### Goal of the exercise
Quote every line of the data below as it stands, omitting pictures.
....................
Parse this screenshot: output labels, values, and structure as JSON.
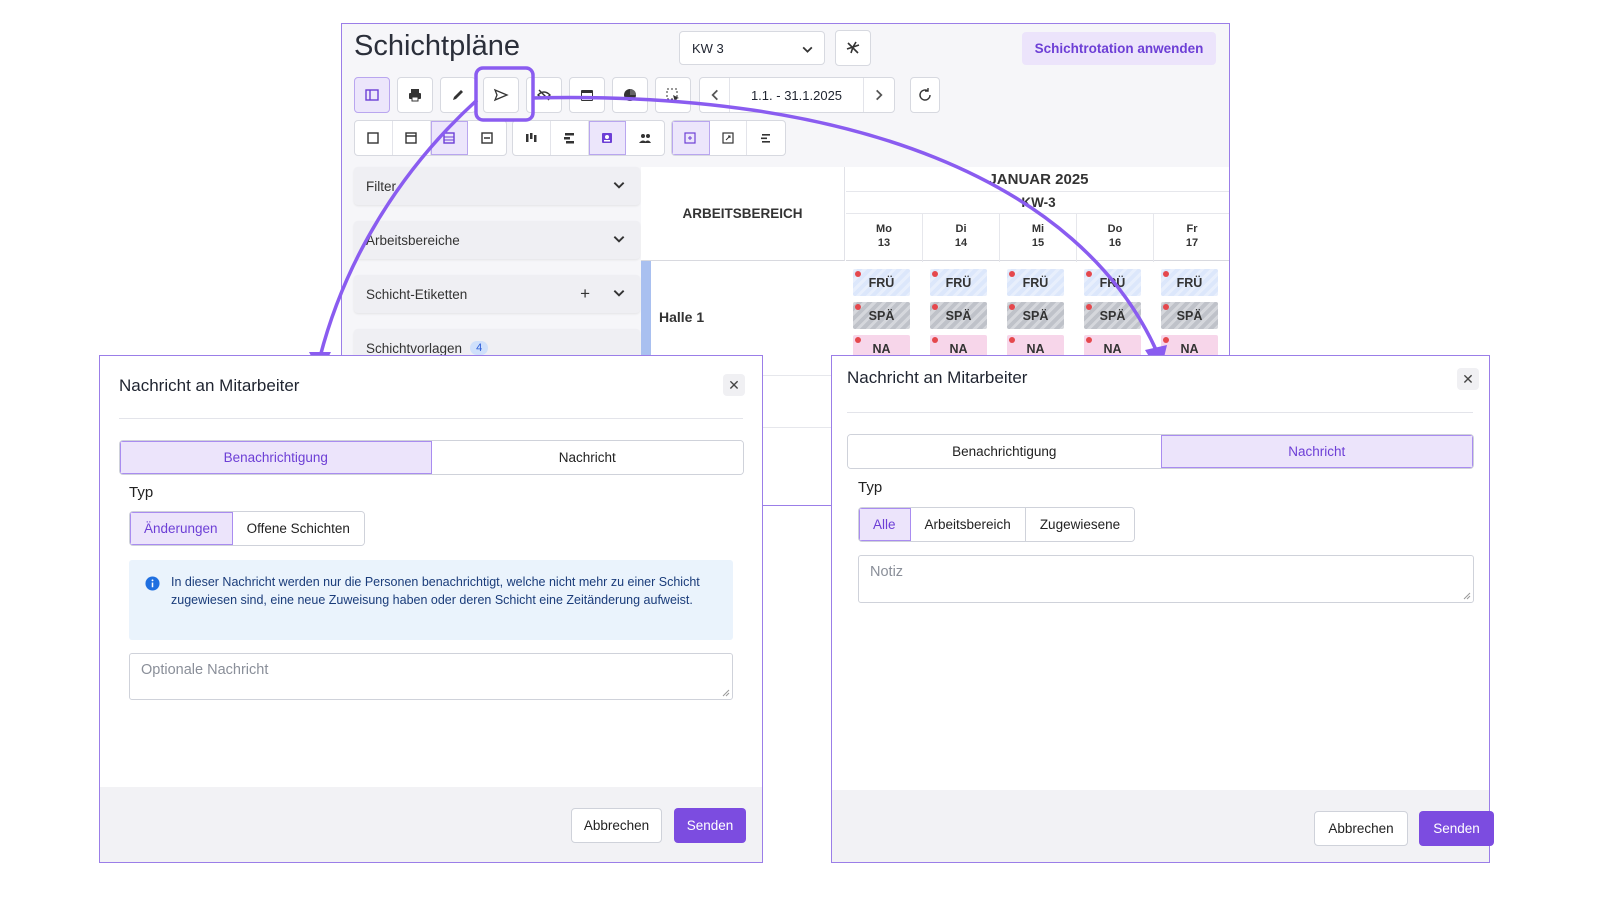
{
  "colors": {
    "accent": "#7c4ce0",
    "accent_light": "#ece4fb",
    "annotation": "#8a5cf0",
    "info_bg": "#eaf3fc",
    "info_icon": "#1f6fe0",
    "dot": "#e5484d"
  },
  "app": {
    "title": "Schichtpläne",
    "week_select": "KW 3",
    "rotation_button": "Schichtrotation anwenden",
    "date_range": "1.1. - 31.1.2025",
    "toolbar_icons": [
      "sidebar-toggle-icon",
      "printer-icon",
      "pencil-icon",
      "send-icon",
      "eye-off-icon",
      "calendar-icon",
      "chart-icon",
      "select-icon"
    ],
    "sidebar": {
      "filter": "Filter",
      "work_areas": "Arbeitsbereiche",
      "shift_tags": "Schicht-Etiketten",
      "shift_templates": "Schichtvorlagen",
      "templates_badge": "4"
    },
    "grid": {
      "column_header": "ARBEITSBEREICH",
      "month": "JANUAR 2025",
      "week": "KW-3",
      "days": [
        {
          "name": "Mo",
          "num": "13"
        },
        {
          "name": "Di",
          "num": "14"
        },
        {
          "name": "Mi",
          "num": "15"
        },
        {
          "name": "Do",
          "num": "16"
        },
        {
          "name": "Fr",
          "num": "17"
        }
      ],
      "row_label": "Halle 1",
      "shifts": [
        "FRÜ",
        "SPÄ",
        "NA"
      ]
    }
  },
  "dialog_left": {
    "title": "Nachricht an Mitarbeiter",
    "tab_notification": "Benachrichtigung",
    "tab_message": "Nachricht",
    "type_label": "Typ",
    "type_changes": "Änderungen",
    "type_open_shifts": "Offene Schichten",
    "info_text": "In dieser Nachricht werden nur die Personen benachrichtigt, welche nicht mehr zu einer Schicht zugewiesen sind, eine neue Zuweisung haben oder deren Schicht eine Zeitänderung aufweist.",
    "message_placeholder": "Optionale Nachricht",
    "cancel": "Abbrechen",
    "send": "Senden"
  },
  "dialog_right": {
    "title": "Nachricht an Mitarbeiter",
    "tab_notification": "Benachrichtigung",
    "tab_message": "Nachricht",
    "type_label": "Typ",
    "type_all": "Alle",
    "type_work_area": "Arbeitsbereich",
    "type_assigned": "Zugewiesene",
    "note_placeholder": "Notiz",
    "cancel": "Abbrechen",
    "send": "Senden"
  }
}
....................
### Written response
Parse this screenshot: output labels, values, and structure as JSON.
{
  "colors": {
    "accent": "#7c4ce0",
    "accent_light": "#ece4fb",
    "annotation": "#8a5cf0",
    "info_bg": "#eaf3fc",
    "info_icon": "#1f6fe0",
    "dot": "#e5484d"
  },
  "app": {
    "title": "Schichtpläne",
    "week_select": "KW 3",
    "rotation_button": "Schichtrotation anwenden",
    "date_range": "1.1. - 31.1.2025",
    "toolbar_icons": [
      "sidebar-toggle-icon",
      "printer-icon",
      "pencil-icon",
      "send-icon",
      "eye-off-icon",
      "calendar-icon",
      "chart-icon",
      "select-icon"
    ],
    "sidebar": {
      "filter": "Filter",
      "work_areas": "Arbeitsbereiche",
      "shift_tags": "Schicht-Etiketten",
      "shift_templates": "Schichtvorlagen",
      "templates_badge": "4"
    },
    "grid": {
      "column_header": "ARBEITSBEREICH",
      "month": "JANUAR 2025",
      "week": "KW-3",
      "days": [
        {
          "name": "Mo",
          "num": "13"
        },
        {
          "name": "Di",
          "num": "14"
        },
        {
          "name": "Mi",
          "num": "15"
        },
        {
          "name": "Do",
          "num": "16"
        },
        {
          "name": "Fr",
          "num": "17"
        }
      ],
      "row_label": "Halle 1",
      "shifts": [
        "FRÜ",
        "SPÄ",
        "NA"
      ]
    }
  },
  "dialog_left": {
    "title": "Nachricht an Mitarbeiter",
    "tab_notification": "Benachrichtigung",
    "tab_message": "Nachricht",
    "type_label": "Typ",
    "type_changes": "Änderungen",
    "type_open_shifts": "Offene Schichten",
    "info_text": "In dieser Nachricht werden nur die Personen benachrichtigt, welche nicht mehr zu einer Schicht zugewiesen sind, eine neue Zuweisung haben oder deren Schicht eine Zeitänderung aufweist.",
    "message_placeholder": "Optionale Nachricht",
    "cancel": "Abbrechen",
    "send": "Senden"
  },
  "dialog_right": {
    "title": "Nachricht an Mitarbeiter",
    "tab_notification": "Benachrichtigung",
    "tab_message": "Nachricht",
    "type_label": "Typ",
    "type_all": "Alle",
    "type_work_area": "Arbeitsbereich",
    "type_assigned": "Zugewiesene",
    "note_placeholder": "Notiz",
    "cancel": "Abbrechen",
    "send": "Senden"
  }
}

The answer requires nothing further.